■ Task to complete ■
Arrange the rows below as a JSON list of strings, with each line as its own string and no blank lines.

[Start Task data]

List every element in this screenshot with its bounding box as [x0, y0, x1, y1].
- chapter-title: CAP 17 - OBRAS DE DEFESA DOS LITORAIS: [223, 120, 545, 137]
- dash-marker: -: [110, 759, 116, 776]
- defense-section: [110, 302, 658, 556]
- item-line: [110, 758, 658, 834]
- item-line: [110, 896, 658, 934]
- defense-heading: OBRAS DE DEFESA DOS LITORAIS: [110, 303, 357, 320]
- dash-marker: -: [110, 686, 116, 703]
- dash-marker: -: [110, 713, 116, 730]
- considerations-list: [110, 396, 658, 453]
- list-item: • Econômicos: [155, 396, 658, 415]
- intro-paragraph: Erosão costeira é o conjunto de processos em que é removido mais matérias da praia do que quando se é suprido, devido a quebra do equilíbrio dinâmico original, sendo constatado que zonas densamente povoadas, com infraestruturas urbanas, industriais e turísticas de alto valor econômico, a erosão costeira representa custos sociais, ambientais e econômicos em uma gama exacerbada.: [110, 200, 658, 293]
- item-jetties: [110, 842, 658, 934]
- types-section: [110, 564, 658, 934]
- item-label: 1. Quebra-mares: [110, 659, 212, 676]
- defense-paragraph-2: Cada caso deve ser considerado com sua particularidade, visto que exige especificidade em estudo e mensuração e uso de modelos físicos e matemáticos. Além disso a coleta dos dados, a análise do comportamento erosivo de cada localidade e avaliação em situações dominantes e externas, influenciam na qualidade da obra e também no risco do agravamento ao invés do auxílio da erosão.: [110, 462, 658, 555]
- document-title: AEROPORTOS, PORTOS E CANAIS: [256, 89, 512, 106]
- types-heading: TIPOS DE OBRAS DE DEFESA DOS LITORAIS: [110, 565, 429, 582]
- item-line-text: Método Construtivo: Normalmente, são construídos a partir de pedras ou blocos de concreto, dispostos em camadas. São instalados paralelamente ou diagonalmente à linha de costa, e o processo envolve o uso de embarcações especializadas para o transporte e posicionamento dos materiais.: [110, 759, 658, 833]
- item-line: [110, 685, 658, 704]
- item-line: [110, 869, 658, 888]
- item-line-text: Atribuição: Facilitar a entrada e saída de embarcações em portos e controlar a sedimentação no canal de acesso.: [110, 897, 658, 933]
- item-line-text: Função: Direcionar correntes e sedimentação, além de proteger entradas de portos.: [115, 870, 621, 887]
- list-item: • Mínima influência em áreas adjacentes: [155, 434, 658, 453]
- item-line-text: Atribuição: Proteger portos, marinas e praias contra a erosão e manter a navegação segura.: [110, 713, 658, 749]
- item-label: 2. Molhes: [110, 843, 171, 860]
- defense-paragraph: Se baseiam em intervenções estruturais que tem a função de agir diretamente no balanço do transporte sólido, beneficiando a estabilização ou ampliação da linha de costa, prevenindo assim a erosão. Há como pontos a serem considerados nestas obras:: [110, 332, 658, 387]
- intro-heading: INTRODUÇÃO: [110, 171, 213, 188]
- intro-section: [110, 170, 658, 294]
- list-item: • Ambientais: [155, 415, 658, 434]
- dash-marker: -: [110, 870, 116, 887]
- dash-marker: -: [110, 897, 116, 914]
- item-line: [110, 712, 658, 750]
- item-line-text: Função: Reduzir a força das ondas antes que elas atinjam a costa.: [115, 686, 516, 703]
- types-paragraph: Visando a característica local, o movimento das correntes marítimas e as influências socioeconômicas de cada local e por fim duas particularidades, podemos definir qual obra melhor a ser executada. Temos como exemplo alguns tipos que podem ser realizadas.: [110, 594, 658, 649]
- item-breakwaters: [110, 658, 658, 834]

[End Task data]

■ Exercise result ■
[
  "List every element in this screenshot with its bounding box as [x0, y0, x1, y1].",
  "- chapter-title: CAP 17 - OBRAS DE DEFESA DOS LITORAIS: [223, 120, 545, 137]",
  "- dash-marker: -: [110, 759, 116, 776]",
  "- defense-section: [110, 302, 658, 556]",
  "- item-line: [110, 758, 658, 834]",
  "- item-line: [110, 896, 658, 934]",
  "- defense-heading: OBRAS DE DEFESA DOS LITORAIS: [110, 303, 357, 320]",
  "- dash-marker: -: [110, 686, 116, 703]",
  "- dash-marker: -: [110, 713, 116, 730]",
  "- considerations-list: [110, 396, 658, 453]",
  "- list-item: • Econômicos: [155, 396, 658, 415]",
  "- intro-paragraph: Erosão costeira é o conjunto de processos em que é removido mais matérias da praia do que quando se é suprido, devido a quebra do equilíbrio dinâmico original, sendo constatado que zonas densamente povoadas, com infraestruturas urbanas, industriais e turísticas de alto valor econômico, a erosão costeira representa custos sociais, ambientais e econômicos em uma gama exacerbada.: [110, 200, 658, 293]",
  "- item-jetties: [110, 842, 658, 934]",
  "- types-section: [110, 564, 658, 934]",
  "- item-label: 1. Quebra-mares: [110, 659, 212, 676]",
  "- defense-paragraph-2: Cada caso deve ser considerado com sua particularidade, visto que exige especificidade em estudo e mensuração e uso de modelos físicos e matemáticos. Além disso a coleta dos dados, a análise do comportamento erosivo de cada localidade e avaliação em situações dominantes e externas, influenciam na qualidade da obra e também no risco do agravamento ao invés do auxílio da erosão.: [110, 462, 658, 555]",
  "- document-title: AEROPORTOS, PORTOS E CANAIS: [256, 89, 512, 106]",
  "- types-heading: TIPOS DE OBRAS DE DEFESA DOS LITORAIS: [110, 565, 429, 582]",
  "- item-line-text: Método Construtivo: Normalmente, são construídos a partir de pedras ou blocos de concreto, dispostos em camadas. São instalados paralelamente ou diagonalmente à linha de costa, e o processo envolve o uso de embarcações especializadas para o transporte e posicionamento dos materiais.: [110, 759, 658, 833]",
  "- item-line: [110, 685, 658, 704]",
  "- item-line: [110, 869, 658, 888]",
  "- item-line-text: Atribuição: Facilitar a entrada e saída de embarcações em portos e controlar a sedimentação no canal de acesso.: [110, 897, 658, 933]",
  "- item-line-text: Função: Direcionar correntes e sedimentação, além de proteger entradas de portos.: [115, 870, 621, 887]",
  "- list-item: • Mínima influência em áreas adjacentes: [155, 434, 658, 453]",
  "- item-line-text: Atribuição: Proteger portos, marinas e praias contra a erosão e manter a navegação segura.: [110, 713, 658, 749]",
  "- item-label: 2. Molhes: [110, 843, 171, 860]",
  "- defense-paragraph: Se baseiam em intervenções estruturais que tem a função de agir diretamente no balanço do transporte sólido, beneficiando a estabilização ou ampliação da linha de costa, prevenindo assim a erosão. Há como pontos a serem considerados nestas obras:: [110, 332, 658, 387]",
  "- intro-heading: INTRODUÇÃO: [110, 171, 213, 188]",
  "- intro-section: [110, 170, 658, 294]",
  "- list-item: • Ambientais: [155, 415, 658, 434]",
  "- dash-marker: -: [110, 870, 116, 887]",
  "- dash-marker: -: [110, 897, 116, 914]",
  "- item-line: [110, 712, 658, 750]",
  "- item-line-text: Função: Reduzir a força das ondas antes que elas atinjam a costa.: [115, 686, 516, 703]",
  "- types-paragraph: Visando a característica local, o movimento das correntes marítimas e as influências socioeconômicas de cada local e por fim duas particularidades, podemos definir qual obra melhor a ser executada. Temos como exemplo alguns tipos que podem ser realizadas.: [110, 594, 658, 649]",
  "- item-breakwaters: [110, 658, 658, 834]"
]